Short problem:
Filter the entries and keep only the lines where the string "Place" appears.
____________
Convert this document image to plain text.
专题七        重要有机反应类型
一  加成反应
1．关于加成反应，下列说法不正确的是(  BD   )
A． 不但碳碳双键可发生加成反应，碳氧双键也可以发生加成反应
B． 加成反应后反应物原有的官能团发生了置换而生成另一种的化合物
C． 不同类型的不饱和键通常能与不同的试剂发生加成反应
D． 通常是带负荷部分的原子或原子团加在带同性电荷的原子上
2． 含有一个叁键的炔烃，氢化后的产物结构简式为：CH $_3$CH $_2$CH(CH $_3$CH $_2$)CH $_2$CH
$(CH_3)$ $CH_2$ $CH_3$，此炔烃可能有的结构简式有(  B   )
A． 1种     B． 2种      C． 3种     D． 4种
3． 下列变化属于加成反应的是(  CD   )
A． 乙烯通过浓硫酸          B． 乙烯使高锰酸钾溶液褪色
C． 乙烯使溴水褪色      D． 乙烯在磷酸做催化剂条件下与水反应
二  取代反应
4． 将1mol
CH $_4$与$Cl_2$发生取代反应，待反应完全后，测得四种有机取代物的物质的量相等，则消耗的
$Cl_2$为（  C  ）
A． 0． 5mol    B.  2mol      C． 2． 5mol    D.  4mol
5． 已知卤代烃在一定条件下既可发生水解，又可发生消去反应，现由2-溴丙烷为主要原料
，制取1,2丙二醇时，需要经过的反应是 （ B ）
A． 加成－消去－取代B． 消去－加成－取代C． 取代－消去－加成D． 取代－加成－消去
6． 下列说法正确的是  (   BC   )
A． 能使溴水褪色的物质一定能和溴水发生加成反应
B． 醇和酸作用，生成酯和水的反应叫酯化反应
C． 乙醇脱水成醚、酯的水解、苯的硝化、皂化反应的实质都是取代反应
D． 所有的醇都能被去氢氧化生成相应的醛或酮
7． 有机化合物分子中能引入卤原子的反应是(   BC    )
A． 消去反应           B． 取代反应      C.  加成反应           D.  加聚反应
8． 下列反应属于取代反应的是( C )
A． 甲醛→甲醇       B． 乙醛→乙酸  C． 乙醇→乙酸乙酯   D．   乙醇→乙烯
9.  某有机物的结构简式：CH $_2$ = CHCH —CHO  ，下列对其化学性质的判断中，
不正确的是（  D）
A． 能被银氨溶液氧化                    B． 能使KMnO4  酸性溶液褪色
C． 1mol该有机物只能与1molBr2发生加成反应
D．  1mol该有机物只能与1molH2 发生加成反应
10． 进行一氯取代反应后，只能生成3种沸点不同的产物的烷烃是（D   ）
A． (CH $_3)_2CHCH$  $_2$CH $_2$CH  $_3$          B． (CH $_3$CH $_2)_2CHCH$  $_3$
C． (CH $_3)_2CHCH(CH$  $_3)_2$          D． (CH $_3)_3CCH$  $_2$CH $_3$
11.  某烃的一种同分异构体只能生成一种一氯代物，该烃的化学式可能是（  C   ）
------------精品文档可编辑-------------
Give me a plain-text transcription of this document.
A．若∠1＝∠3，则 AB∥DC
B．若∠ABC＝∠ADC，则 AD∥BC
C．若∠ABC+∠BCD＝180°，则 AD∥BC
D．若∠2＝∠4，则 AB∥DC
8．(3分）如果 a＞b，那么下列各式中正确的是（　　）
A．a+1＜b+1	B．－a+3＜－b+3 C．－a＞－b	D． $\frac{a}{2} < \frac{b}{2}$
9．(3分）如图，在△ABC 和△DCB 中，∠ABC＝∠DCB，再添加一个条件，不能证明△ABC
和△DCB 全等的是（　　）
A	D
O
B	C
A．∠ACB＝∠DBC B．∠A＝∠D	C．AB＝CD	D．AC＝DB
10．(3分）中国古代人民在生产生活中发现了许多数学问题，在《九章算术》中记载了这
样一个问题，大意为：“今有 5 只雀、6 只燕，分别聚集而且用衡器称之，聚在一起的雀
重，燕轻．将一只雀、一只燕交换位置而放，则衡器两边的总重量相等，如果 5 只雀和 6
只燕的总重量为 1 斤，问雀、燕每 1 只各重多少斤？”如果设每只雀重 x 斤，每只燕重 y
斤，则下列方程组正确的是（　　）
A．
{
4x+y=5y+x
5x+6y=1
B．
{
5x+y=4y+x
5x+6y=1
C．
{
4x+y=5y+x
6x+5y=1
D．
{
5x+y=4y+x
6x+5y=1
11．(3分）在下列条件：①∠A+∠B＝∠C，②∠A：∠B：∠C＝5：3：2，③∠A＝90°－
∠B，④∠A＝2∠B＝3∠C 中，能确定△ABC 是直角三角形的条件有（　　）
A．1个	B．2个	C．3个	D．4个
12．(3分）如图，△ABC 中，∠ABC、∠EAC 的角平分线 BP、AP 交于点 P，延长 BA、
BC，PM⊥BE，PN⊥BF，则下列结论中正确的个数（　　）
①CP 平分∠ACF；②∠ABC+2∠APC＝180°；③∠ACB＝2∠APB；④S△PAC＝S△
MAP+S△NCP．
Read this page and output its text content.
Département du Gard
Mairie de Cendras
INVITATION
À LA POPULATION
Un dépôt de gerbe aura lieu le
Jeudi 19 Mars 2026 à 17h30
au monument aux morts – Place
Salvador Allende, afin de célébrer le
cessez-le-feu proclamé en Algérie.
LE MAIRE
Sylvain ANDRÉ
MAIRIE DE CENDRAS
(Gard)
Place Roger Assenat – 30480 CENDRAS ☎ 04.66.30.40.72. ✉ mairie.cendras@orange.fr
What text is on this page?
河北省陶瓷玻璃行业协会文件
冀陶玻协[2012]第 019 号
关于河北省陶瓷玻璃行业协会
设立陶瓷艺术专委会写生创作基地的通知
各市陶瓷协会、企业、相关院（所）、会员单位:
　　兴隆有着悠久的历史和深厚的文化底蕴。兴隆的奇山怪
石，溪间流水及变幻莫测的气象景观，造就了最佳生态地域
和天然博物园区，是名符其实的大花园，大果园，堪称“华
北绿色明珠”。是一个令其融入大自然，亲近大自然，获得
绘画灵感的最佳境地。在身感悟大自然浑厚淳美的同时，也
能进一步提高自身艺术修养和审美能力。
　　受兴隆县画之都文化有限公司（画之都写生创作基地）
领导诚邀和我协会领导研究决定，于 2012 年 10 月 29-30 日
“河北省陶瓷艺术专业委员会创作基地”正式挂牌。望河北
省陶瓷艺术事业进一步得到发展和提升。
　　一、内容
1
____________
Result:
au monument aux morts – Place
Place Roger Assenat – 30480 CENDRAS ☎ 04.66.30.40.72. ✉ mairie.cendras@orange.fr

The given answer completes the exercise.